> **To do**:
**1.** In the infrastructure sizing guide, what node configuration does it give for the Kubernetes cluster?
**2.** Pick up the infrastructure sizing guide after its final sentence, writing a few more lines in its existing format and tone.

**** Document passage ****

This sizing depends on your specific use case, whether it’s full automation or chat mode. We strongly recommend conducting your own load testing tailored to your specific infrastructure and use cases.

Target Performance Metrics

User Interactions

4-10 per user

Average number of interactions each user makes with the platform

First Token Response

478ms (P95)

Time to first token from LLM API (using OpenAI as reference)

Concurrent Users

100 new users/second

Platform should handle 100 new users each second under peak load

Infrastructure Components

Kubernetes Cluster

Node Configuration: 5 nodes with 8GB RAM and 4 vCPU each

Storage Systems

Capacity: 50GB Elastic File System for shared storage

Configuration: Can be shared between different environments or isolated for each

Databases

Data Types: RBAC permissions, users, application data

Configuration:

  • 3 nodes in replica set
  • 2GB RAM and 2 vCPU per node
  • 1,000 IOPS

Disk Space: 10GB total storage requirement

Environment Separation:

  • 1 “permissions” database per environment
  • 1 “users” database per environment
  • 1 “collections” database per environment

Version: MongoDB version 6 with path to version 7

The cluster can be shared across environments with proper database separation.

**** Dataset records ****

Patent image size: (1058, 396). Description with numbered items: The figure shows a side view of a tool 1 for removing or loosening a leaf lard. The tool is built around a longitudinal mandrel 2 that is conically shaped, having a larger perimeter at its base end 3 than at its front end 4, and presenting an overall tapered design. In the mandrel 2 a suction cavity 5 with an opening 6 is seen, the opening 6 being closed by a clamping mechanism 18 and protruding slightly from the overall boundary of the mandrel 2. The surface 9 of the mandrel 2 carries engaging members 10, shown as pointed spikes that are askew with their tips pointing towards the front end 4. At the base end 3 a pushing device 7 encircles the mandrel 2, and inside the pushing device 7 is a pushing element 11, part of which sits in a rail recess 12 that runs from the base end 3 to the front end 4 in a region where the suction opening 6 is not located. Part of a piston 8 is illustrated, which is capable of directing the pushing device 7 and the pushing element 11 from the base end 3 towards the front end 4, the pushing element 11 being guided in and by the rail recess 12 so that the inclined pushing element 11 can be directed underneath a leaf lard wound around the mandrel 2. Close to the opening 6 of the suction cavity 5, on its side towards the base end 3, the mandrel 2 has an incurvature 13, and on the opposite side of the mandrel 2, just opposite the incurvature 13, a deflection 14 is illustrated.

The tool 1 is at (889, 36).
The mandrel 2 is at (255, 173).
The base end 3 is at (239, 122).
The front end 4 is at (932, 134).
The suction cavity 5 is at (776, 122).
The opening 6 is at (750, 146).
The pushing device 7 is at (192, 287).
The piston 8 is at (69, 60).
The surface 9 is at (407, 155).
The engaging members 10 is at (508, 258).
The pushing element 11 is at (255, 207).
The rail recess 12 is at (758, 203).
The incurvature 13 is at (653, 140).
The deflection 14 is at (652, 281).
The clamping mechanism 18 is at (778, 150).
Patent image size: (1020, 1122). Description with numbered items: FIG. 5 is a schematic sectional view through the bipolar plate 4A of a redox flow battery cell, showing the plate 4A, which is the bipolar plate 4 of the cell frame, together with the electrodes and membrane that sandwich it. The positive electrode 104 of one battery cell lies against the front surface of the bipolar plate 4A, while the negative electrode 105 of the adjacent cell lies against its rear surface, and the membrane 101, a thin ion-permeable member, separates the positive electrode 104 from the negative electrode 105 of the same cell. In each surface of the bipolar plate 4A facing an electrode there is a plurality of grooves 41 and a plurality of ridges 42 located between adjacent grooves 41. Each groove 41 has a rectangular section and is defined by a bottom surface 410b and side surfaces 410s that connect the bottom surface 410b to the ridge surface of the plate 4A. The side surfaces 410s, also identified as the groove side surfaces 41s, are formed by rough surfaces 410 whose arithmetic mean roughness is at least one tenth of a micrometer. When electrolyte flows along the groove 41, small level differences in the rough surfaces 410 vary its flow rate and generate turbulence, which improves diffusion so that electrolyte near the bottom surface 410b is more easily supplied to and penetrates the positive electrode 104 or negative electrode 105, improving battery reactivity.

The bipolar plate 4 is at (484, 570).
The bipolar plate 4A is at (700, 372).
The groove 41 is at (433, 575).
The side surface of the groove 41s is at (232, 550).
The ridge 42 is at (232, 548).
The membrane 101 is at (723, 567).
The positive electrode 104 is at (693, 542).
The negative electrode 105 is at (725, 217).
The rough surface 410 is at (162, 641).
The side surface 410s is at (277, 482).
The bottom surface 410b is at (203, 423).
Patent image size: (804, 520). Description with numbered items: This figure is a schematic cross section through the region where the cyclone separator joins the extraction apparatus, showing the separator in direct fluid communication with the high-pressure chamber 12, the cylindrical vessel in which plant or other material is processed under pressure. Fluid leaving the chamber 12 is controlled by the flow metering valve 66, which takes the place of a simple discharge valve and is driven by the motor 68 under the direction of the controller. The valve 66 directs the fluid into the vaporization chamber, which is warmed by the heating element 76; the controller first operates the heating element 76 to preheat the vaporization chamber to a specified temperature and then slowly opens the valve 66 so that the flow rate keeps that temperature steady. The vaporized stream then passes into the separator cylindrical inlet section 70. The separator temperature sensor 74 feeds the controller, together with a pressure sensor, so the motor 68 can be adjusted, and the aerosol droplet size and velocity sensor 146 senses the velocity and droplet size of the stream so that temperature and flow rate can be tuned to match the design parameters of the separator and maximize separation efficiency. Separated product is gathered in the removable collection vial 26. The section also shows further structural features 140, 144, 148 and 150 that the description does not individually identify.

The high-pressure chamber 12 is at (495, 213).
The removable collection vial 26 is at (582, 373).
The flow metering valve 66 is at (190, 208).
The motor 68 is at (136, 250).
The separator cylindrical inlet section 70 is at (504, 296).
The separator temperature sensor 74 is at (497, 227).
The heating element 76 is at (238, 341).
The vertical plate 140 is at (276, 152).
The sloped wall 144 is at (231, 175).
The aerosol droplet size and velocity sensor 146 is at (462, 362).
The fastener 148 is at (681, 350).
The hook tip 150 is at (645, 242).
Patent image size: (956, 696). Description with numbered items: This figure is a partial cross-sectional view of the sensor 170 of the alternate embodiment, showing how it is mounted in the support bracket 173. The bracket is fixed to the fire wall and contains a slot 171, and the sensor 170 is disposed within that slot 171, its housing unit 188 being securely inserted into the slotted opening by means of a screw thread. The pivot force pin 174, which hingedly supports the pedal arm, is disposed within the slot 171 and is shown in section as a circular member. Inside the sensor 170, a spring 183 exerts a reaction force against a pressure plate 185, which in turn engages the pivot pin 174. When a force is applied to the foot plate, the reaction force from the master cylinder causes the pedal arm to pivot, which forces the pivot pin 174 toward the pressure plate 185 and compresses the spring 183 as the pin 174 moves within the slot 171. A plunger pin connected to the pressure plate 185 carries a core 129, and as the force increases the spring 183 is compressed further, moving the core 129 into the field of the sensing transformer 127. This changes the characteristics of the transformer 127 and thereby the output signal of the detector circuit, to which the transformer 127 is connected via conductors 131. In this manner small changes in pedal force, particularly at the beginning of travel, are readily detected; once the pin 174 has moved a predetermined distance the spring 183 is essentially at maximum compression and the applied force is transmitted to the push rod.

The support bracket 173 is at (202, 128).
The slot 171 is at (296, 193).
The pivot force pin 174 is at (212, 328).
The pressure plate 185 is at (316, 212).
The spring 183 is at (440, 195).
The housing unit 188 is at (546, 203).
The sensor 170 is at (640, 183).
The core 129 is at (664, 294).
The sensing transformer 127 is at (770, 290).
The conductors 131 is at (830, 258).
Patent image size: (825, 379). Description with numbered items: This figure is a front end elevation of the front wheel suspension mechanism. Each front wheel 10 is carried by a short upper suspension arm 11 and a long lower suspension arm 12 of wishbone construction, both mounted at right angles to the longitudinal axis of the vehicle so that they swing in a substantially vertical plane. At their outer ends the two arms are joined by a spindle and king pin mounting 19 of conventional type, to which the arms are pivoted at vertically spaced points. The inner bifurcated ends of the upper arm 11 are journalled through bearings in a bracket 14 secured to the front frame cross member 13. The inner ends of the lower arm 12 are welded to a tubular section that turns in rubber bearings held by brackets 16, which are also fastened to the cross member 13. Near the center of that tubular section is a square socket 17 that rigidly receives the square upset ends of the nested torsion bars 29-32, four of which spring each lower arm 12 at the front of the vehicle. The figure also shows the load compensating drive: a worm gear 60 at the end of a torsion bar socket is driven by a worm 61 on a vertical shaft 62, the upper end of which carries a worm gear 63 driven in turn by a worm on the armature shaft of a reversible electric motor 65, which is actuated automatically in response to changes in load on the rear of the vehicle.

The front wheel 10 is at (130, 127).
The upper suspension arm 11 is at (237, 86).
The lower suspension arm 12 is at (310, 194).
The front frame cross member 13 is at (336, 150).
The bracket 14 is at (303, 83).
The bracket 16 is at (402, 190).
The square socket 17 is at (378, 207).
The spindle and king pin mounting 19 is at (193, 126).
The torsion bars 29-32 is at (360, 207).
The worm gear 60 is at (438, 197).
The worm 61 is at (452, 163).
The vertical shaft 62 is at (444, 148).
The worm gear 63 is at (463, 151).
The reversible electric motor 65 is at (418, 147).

****

> **Answers for each item**:
**1.** 5 nodes with 8GB RAM and 4 vCPU each.

**2.**
Scaling Considerations

Monitoring Recommendations

We recommend monitoring the following metrics to ensure optimal performance:

System Metrics

  • CPU utilization
  • Memory usage
  • Disk I/O and latency
  • Network throughput

Application Metrics

  • Request latency
  • Error rates
  • Concurrent users
  • Queue lengths

Database Metrics

  • Query performance
  • Connection pool usage
  • Index efficiency
  • Replication lag

These sizing recommendations provide a starting point, but real-world performance may vary. Always conduct load testing with scenarios that reflect your actual usage patterns.